** begin Input data **
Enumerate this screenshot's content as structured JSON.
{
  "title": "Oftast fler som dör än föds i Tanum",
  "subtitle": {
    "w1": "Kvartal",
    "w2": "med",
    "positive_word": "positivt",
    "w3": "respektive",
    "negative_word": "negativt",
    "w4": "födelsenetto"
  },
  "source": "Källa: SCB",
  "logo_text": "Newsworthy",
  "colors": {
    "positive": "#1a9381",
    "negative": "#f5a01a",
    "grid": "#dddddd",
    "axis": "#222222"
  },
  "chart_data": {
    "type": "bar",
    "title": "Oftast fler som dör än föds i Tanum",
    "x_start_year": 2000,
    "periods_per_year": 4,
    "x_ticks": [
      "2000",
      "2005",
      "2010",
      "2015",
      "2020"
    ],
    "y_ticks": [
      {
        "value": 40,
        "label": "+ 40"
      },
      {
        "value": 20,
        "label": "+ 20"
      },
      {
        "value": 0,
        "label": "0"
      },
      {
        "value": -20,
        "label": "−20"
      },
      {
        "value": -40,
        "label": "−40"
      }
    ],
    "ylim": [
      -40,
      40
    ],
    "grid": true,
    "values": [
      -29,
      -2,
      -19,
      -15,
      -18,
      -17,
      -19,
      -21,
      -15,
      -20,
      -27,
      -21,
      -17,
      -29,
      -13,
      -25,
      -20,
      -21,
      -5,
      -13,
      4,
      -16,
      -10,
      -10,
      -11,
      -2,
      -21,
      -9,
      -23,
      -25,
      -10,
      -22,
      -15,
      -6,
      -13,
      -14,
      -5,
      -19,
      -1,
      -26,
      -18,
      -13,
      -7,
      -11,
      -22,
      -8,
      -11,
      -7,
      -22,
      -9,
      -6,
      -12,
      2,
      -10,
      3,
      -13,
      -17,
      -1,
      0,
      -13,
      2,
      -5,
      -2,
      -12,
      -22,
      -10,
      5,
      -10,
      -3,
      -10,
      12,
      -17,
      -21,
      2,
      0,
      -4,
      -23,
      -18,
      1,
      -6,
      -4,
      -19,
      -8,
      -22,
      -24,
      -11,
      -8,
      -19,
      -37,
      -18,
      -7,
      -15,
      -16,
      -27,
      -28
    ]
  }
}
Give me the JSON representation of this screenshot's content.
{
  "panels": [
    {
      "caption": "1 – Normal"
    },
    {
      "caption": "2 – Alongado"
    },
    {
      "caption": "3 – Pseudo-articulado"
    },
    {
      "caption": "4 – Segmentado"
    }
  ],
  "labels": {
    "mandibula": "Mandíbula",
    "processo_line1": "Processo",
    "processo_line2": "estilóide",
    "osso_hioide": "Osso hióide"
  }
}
** end Input data **
Reproduce the listing in full. Keep it exactly as written.

#### Correct output:
Enumerate this screenshot's content as structured JSON.
{
  "title": "Oftast fler som dör än föds i Tanum",
  "subtitle": {
    "w1": "Kvartal",
    "w2": "med",
    "positive_word": "positivt",
    "w3": "respektive",
    "negative_word": "negativt",
    "w4": "födelsenetto"
  },
  "source": "Källa: SCB",
  "logo_text": "Newsworthy",
  "colors": {
    "positive": "#1a9381",
    "negative": "#f5a01a",
    "grid": "#dddddd",
    "axis": "#222222"
  },
  "chart_data": {
    "type": "bar",
    "title": "Oftast fler som dör än föds i Tanum",
    "x_start_year": 2000,
    "periods_per_year": 4,
    "x_ticks": [
      "2000",
      "2005",
      "2010",
      "2015",
      "2020"
    ],
    "y_ticks": [
      {
        "value": 40,
        "label": "+ 40"
      },
      {
        "value": 20,
        "label": "+ 20"
      },
      {
        "value": 0,
        "label": "0"
      },
      {
        "value": -20,
        "label": "−20"
      },
      {
        "value": -40,
        "label": "−40"
      }
    ],
    "ylim": [
      -40,
      40
    ],
    "grid": true,
    "values": [
      -29,
      -2,
      -19,
      -15,
      -18,
      -17,
      -19,
      -21,
      -15,
      -20,
      -27,
      -21,
      -17,
      -29,
      -13,
      -25,
      -20,
      -21,
      -5,
      -13,
      4,
      -16,
      -10,
      -10,
      -11,
      -2,
      -21,
      -9,
      -23,
      -25,
      -10,
      -22,
      -15,
      -6,
      -13,
      -14,
      -5,
      -19,
      -1,
      -26,
      -18,
      -13,
      -7,
      -11,
      -22,
      -8,
      -11,
      -7,
      -22,
      -9,
      -6,
      -12,
      2,
      -10,
      3,
      -13,
      -17,
      -1,
      0,
      -13,
      2,
      -5,
      -2,
      -12,
      -22,
      -10,
      5,
      -10,
      -3,
      -10,
      12,
      -17,
      -21,
      2,
      0,
      -4,
      -23,
      -18,
      1,
      -6,
      -4,
      -19,
      -8,
      -22,
      -24,
      -11,
      -8,
      -19,
      -37,
      -18,
      -7,
      -15,
      -16,
      -27,
      -28
    ]
  }
}
Give me the JSON representation of this screenshot's content.
{
  "panels": [
    {
      "caption": "1 – Normal"
    },
    {
      "caption": "2 – Alongado"
    },
    {
      "caption": "3 – Pseudo-articulado"
    },
    {
      "caption": "4 – Segmentado"
    }
  ],
  "labels": {
    "mandibula": "Mandíbula",
    "processo_line1": "Processo",
    "processo_line2": "estilóide",
    "osso_hioide": "Osso hióide"
  }
}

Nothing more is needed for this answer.